__Direction__: Your task is to output the listing word for word, with pictures excluded.

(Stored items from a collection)

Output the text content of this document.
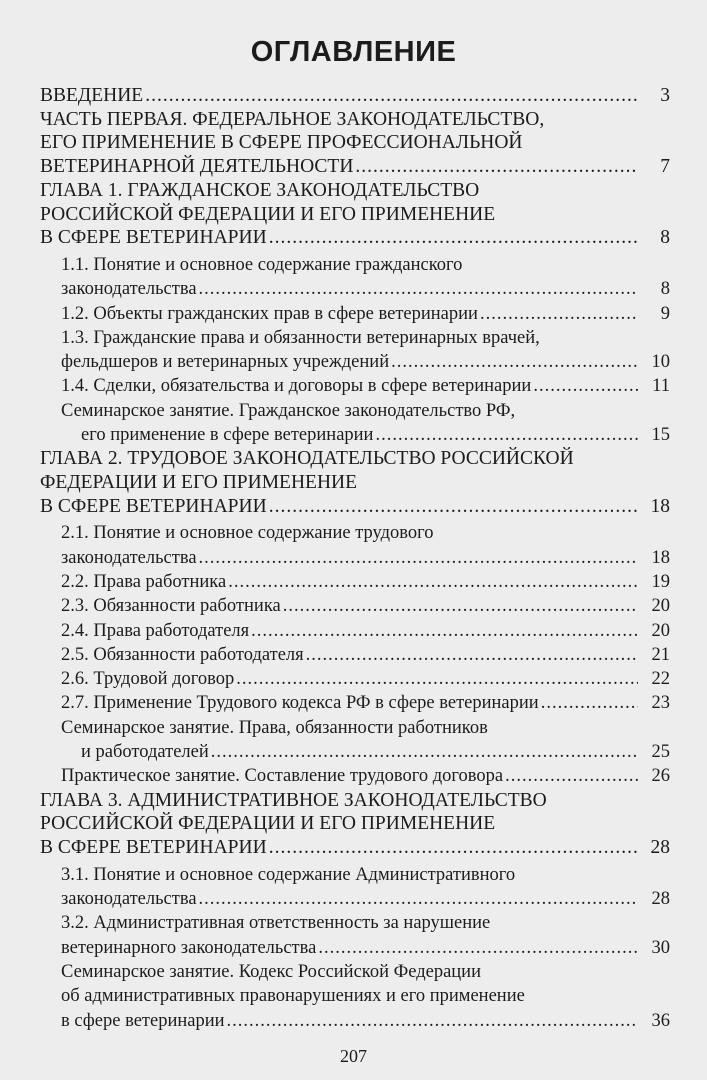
ОГЛАВЛЕНИЕ
ВВЕДЕНИЕ .....	3
ЧАСТЬ ПЕРВАЯ. ФЕДЕРАЛЬНОЕ ЗАКОНОДАТЕЛЬСТВО,
ЕГО ПРИМЕНЕНИЕ В СФЕРЕ ПРОФЕССИОНАЛЬНОЙ
ВЕТЕРИНАРНОЙ ДЕЯТЕЛЬНОСТИ .....	7
ГЛАВА 1. ГРАЖДАНСКОЕ ЗАКОНОДАТЕЛЬСТВО
РОССИЙСКОЙ ФЕДЕРАЦИИ И ЕГО ПРИМЕНЕНИЕ
В СФЕРЕ ВЕТЕРИНАРИИ .....	8
1.1. Понятие и основное содержание гражданского
законодательства .....	8
1.2. Объекты гражданских прав в сфере ветеринарии .....	9
1.3. Гражданские права и обязанности ветеринарных врачей,
фельдшеров и ветеринарных учреждений .....	10
1.4. Сделки, обязательства и договоры в сфере ветеринарии .....	11
Семинарское занятие. Гражданское законодательство РФ,
его применение в сфере ветеринарии .....	15
ГЛАВА 2. ТРУДОВОЕ ЗАКОНОДАТЕЛЬСТВО РОССИЙСКОЙ
ФЕДЕРАЦИИ И ЕГО ПРИМЕНЕНИЕ
В СФЕРЕ ВЕТЕРИНАРИИ .....	18
2.1. Понятие и основное содержание трудового
законодательства .....	18
2.2. Права работника .....	19
2.3. Обязанности работника .....	20
2.4. Права работодателя .....	20
2.5. Обязанности работодателя .....	21
2.6. Трудовой договор .....	22
2.7. Применение Трудового кодекса РФ в сфере ветеринарии .....	23
Семинарское занятие. Права, обязанности работников
и работодателей .....	25
Практическое занятие. Составление трудового договора .....	26
ГЛАВА 3. АДМИНИСТРАТИВНОЕ ЗАКОНОДАТЕЛЬСТВО
РОССИЙСКОЙ ФЕДЕРАЦИИ И ЕГО ПРИМЕНЕНИЕ
В СФЕРЕ ВЕТЕРИНАРИИ .....	28
3.1. Понятие и основное содержание Административного
законодательства .....	28
3.2. Административная ответственность за нарушение
ветеринарного законодательства .....	30
Семинарское занятие. Кодекс Российской Федерации
об административных правонарушениях и его применение
в сфере ветеринарии .....	36
207
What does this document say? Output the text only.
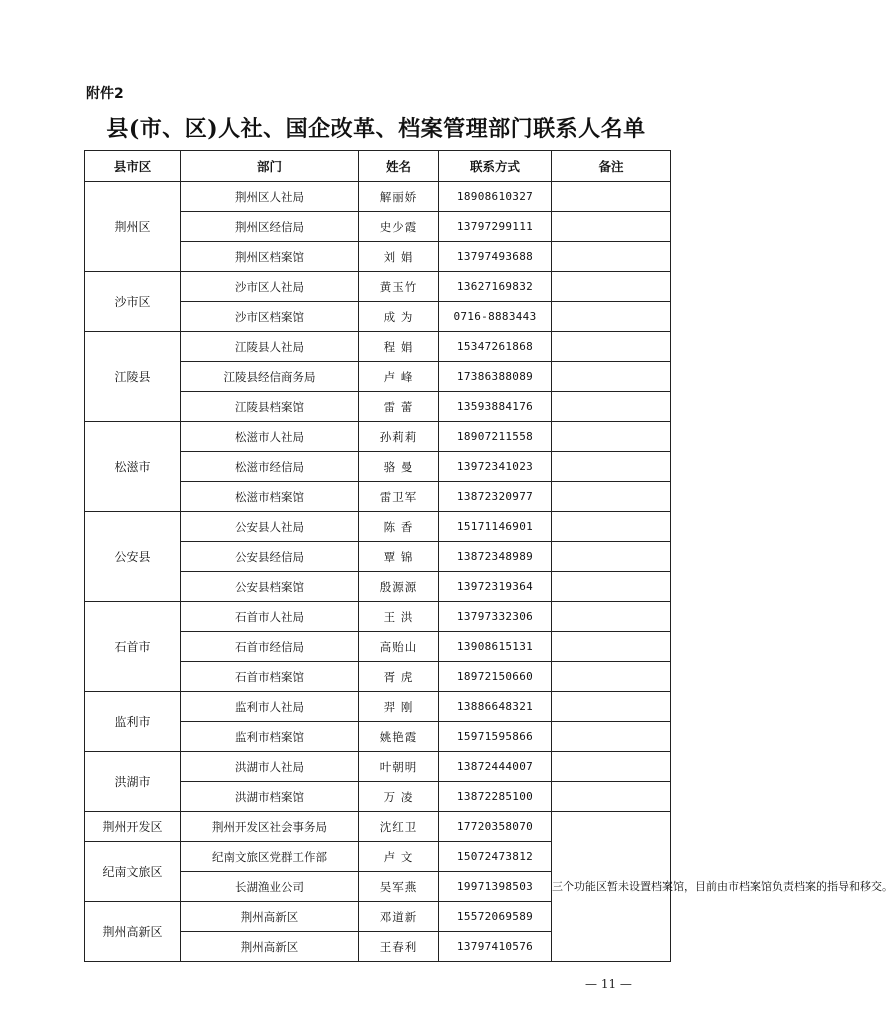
附件2
县(市、区)人社、国企改革、档案管理部门联系人名单
县市区	部门	姓名	联系方式	备注
荆州区	荆州区人社局	解丽娇	18908610327	
	荆州区经信局	史少霞	13797299111	
	荆州区档案馆	刘 娟	13797493688	
沙市区	沙市区人社局	黄玉竹	13627169832	
	沙市区档案馆	成 为	0716-8883443	
江陵县	江陵县人社局	程 娟	15347261868	
	江陵县经信商务局	卢 峰	17386388089	
	江陵县档案馆	雷 蕾	13593884176	
松滋市	松滋市人社局	孙莉莉	18907211558	
	松滋市经信局	骆 曼	13972341023	
	松滋市档案馆	雷卫军	13872320977	
公安县	公安县人社局	陈 香	15171146901	
	公安县经信局	覃 锦	13872348989	
	公安县档案馆	殷源源	13972319364	
石首市	石首市人社局	王 洪	13797332306	
	石首市经信局	高贻山	13908615131	
	石首市档案馆	胥 虎	18972150660	
监利市	监利市人社局	羿 刚	13886648321	
	监利市档案馆	姚艳霞	15971595866	
洪湖市	洪湖市人社局	叶朝明	13872444007	
	洪湖市档案馆	万 凌	13872285100	
荆州开发区	荆州开发区社会事务局	沈红卫	17720358070	三个功能区暂未设置档案馆，目前由市档案馆负责档案的指导和移交。
纪南文旅区	纪南文旅区党群工作部	卢 文	15072473812	
	长湖渔业公司	吴军燕	19971398503	
荆州高新区	荆州高新区	邓道新	15572069589	
	荆州高新区	王春利	13797410576	
— 11 —
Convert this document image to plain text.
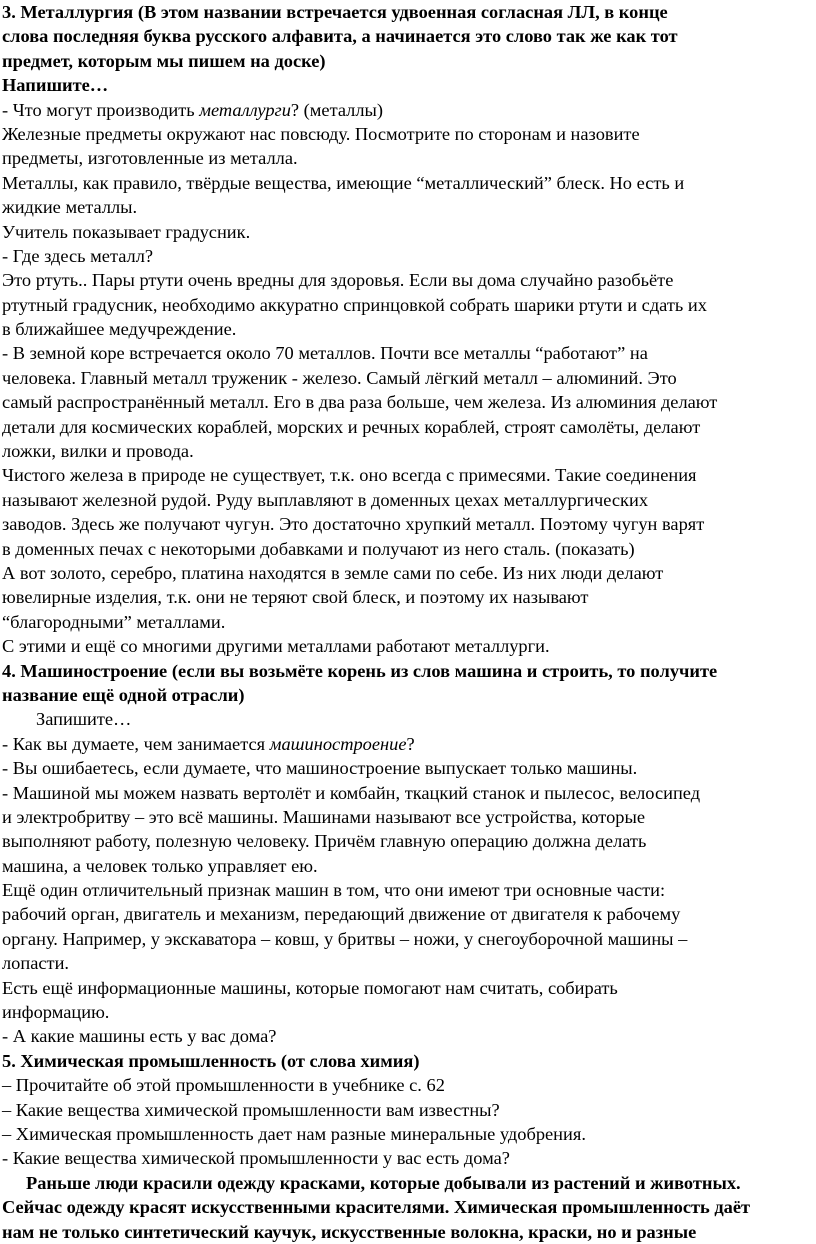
3. Металлургия (В этом названии встречается удвоенная согласная ЛЛ, в конце
слова последняя буква русского алфавита, а начинается это слово так же как тот
предмет, которым мы пишем на доске)
Напишите…
- Что могут производить металлурги? (металлы)
Железные предметы окружают нас повсюду. Посмотрите по сторонам и назовите
предметы, изготовленные из металла.
Металлы, как правило, твёрдые вещества, имеющие “металлический” блеск. Но есть и
жидкие металлы.
Учитель показывает градусник.
- Где здесь металл?
Это ртуть.. Пары ртути очень вредны для здоровья. Если вы дома случайно разобьёте
ртутный градусник, необходимо аккуратно спринцовкой собрать шарики ртути и сдать их
в ближайшее медучреждение.
- В земной коре встречается около 70 металлов. Почти все металлы “работают” на
человека. Главный металл труженик - железо. Самый лёгкий металл – алюминий. Это
самый распространённый металл. Его в два раза больше, чем железа. Из алюминия делают
детали для космических кораблей, морских и речных кораблей, строят самолёты, делают
ложки, вилки и провода.
Чистого железа в природе не существует, т.к. оно всегда с примесями. Такие соединения
называют железной рудой. Руду выплавляют в доменных цехах металлургических
заводов. Здесь же получают чугун. Это достаточно хрупкий металл. Поэтому чугун варят
в доменных печах с некоторыми добавками и получают из него сталь. (показать)
А вот золото, серебро, платина находятся в земле сами по себе. Из них люди делают
ювелирные изделия, т.к. они не теряют свой блеск, и поэтому их называют
“благородными” металлами.
С этими и ещё со многими другими металлами работают металлурги.
4. Машиностроение (если вы возьмёте корень из слов машина и строить, то получите
название ещё одной отрасли)
Запишите…
- Как вы думаете, чем занимается машиностроение?
- Вы ошибаетесь, если думаете, что машиностроение выпускает только машины.
- Машиной мы можем назвать вертолёт и комбайн, ткацкий станок и пылесос, велосипед
и электробритву – это всё машины. Машинами называют все устройства, которые
выполняют работу, полезную человеку. Причём главную операцию должна делать
машина, а человек только управляет ею.
Ещё один отличительный признак машин в том, что они имеют три основные части:
рабочий орган, двигатель и механизм, передающий движение от двигателя к рабочему
органу. Например, у экскаватора – ковш, у бритвы – ножи, у снегоуборочной машины –
лопасти.
Есть ещё информационные машины, которые помогают нам считать, собирать
информацию.
- А какие машины есть у вас дома?
5. Химическая промышленность (от слова химия)
– Прочитайте об этой промышленности в учебнике с. 62
– Какие вещества химической промышленности вам известны?
– Химическая промышленность дает нам разные минеральные удобрения.
- Какие вещества химической промышленности у вас есть дома?
Раньше люди красили одежду красками, которые добывали из растений и животных.
Сейчас одежду красят искусственными красителями. Химическая промышленность даёт
нам не только синтетический каучук, искусственные волокна, краски, но и разные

__Expected answer__:
Output the text content of this document.
ОГЛАВЛЕНИЕ
ВВЕДЕНИЕ .....	3
ЧАСТЬ ПЕРВАЯ. ФЕДЕРАЛЬНОЕ ЗАКОНОДАТЕЛЬСТВО,
ЕГО ПРИМЕНЕНИЕ В СФЕРЕ ПРОФЕССИОНАЛЬНОЙ
ВЕТЕРИНАРНОЙ ДЕЯТЕЛЬНОСТИ .....	7
ГЛАВА 1. ГРАЖДАНСКОЕ ЗАКОНОДАТЕЛЬСТВО
РОССИЙСКОЙ ФЕДЕРАЦИИ И ЕГО ПРИМЕНЕНИЕ
В СФЕРЕ ВЕТЕРИНАРИИ .....	8
1.1. Понятие и основное содержание гражданского
законодательства .....	8
1.2. Объекты гражданских прав в сфере ветеринарии .....	9
1.3. Гражданские права и обязанности ветеринарных врачей,
фельдшеров и ветеринарных учреждений .....	10
1.4. Сделки, обязательства и договоры в сфере ветеринарии .....	11
Семинарское занятие. Гражданское законодательство РФ,
его применение в сфере ветеринарии .....	15
ГЛАВА 2. ТРУДОВОЕ ЗАКОНОДАТЕЛЬСТВО РОССИЙСКОЙ
ФЕДЕРАЦИИ И ЕГО ПРИМЕНЕНИЕ
В СФЕРЕ ВЕТЕРИНАРИИ .....	18
2.1. Понятие и основное содержание трудового
законодательства .....	18
2.2. Права работника .....	19
2.3. Обязанности работника .....	20
2.4. Права работодателя .....	20
2.5. Обязанности работодателя .....	21
2.6. Трудовой договор .....	22
2.7. Применение Трудового кодекса РФ в сфере ветеринарии .....	23
Семинарское занятие. Права, обязанности работников
и работодателей .....	25
Практическое занятие. Составление трудового договора .....	26
ГЛАВА 3. АДМИНИСТРАТИВНОЕ ЗАКОНОДАТЕЛЬСТВО
РОССИЙСКОЙ ФЕДЕРАЦИИ И ЕГО ПРИМЕНЕНИЕ
В СФЕРЕ ВЕТЕРИНАРИИ .....	28
3.1. Понятие и основное содержание Административного
законодательства .....	28
3.2. Административная ответственность за нарушение
ветеринарного законодательства .....	30
Семинарское занятие. Кодекс Российской Федерации
об административных правонарушениях и его применение
в сфере ветеринарии .....	36
207
What does this document say? Output the text only.
附件2
县(市、区)人社、国企改革、档案管理部门联系人名单
县市区	部门	姓名	联系方式	备注
荆州区	荆州区人社局	解丽娇	18908610327	
	荆州区经信局	史少霞	13797299111	
	荆州区档案馆	刘 娟	13797493688	
沙市区	沙市区人社局	黄玉竹	13627169832	
	沙市区档案馆	成 为	0716-8883443	
江陵县	江陵县人社局	程 娟	15347261868	
	江陵县经信商务局	卢 峰	17386388089	
	江陵县档案馆	雷 蕾	13593884176	
松滋市	松滋市人社局	孙莉莉	18907211558	
	松滋市经信局	骆 曼	13972341023	
	松滋市档案馆	雷卫军	13872320977	
公安县	公安县人社局	陈 香	15171146901	
	公安县经信局	覃 锦	13872348989	
	公安县档案馆	殷源源	13972319364	
石首市	石首市人社局	王 洪	13797332306	
	石首市经信局	高贻山	13908615131	
	石首市档案馆	胥 虎	18972150660	
监利市	监利市人社局	羿 刚	13886648321	
	监利市档案馆	姚艳霞	15971595866	
洪湖市	洪湖市人社局	叶朝明	13872444007	
	洪湖市档案馆	万 凌	13872285100	
荆州开发区	荆州开发区社会事务局	沈红卫	17720358070	三个功能区暂未设置档案馆，目前由市档案馆负责档案的指导和移交。
纪南文旅区	纪南文旅区党群工作部	卢 文	15072473812	
	长湖渔业公司	吴军燕	19971398503	
荆州高新区	荆州高新区	邓道新	15572069589	
	荆州高新区	王春利	13797410576	
— 11 —
Convert this document image to plain text.
3. Металлургия (В этом названии встречается удвоенная согласная ЛЛ, в конце
слова последняя буква русского алфавита, а начинается это слово так же как тот
предмет, которым мы пишем на доске)
Напишите…
- Что могут производить металлурги? (металлы)
Железные предметы окружают нас повсюду. Посмотрите по сторонам и назовите
предметы, изготовленные из металла.
Металлы, как правило, твёрдые вещества, имеющие “металлический” блеск. Но есть и
жидкие металлы.
Учитель показывает градусник.
- Где здесь металл?
Это ртуть.. Пары ртути очень вредны для здоровья. Если вы дома случайно разобьёте
ртутный градусник, необходимо аккуратно спринцовкой собрать шарики ртути и сдать их
в ближайшее медучреждение.
- В земной коре встречается около 70 металлов. Почти все металлы “работают” на
человека. Главный металл труженик - железо. Самый лёгкий металл – алюминий. Это
самый распространённый металл. Его в два раза больше, чем железа. Из алюминия делают
детали для космических кораблей, морских и речных кораблей, строят самолёты, делают
ложки, вилки и провода.
Чистого железа в природе не существует, т.к. оно всегда с примесями. Такие соединения
называют железной рудой. Руду выплавляют в доменных цехах металлургических
заводов. Здесь же получают чугун. Это достаточно хрупкий металл. Поэтому чугун варят
в доменных печах с некоторыми добавками и получают из него сталь. (показать)
А вот золото, серебро, платина находятся в земле сами по себе. Из них люди делают
ювелирные изделия, т.к. они не теряют свой блеск, и поэтому их называют
“благородными” металлами.
С этими и ещё со многими другими металлами работают металлурги.
4. Машиностроение (если вы возьмёте корень из слов машина и строить, то получите
название ещё одной отрасли)
Запишите…
- Как вы думаете, чем занимается машиностроение?
- Вы ошибаетесь, если думаете, что машиностроение выпускает только машины.
- Машиной мы можем назвать вертолёт и комбайн, ткацкий станок и пылесос, велосипед
и электробритву – это всё машины. Машинами называют все устройства, которые
выполняют работу, полезную человеку. Причём главную операцию должна делать
машина, а человек только управляет ею.
Ещё один отличительный признак машин в том, что они имеют три основные части:
рабочий орган, двигатель и механизм, передающий движение от двигателя к рабочему
органу. Например, у экскаватора – ковш, у бритвы – ножи, у снегоуборочной машины –
лопасти.
Есть ещё информационные машины, которые помогают нам считать, собирать
информацию.
- А какие машины есть у вас дома?
5. Химическая промышленность (от слова химия)
– Прочитайте об этой промышленности в учебнике с. 62
– Какие вещества химической промышленности вам известны?
– Химическая промышленность дает нам разные минеральные удобрения.
- Какие вещества химической промышленности у вас есть дома?
Раньше люди красили одежду красками, которые добывали из растений и животных.
Сейчас одежду красят искусственными красителями. Химическая промышленность даёт
нам не только синтетический каучук, искусственные волокна, краски, но и разные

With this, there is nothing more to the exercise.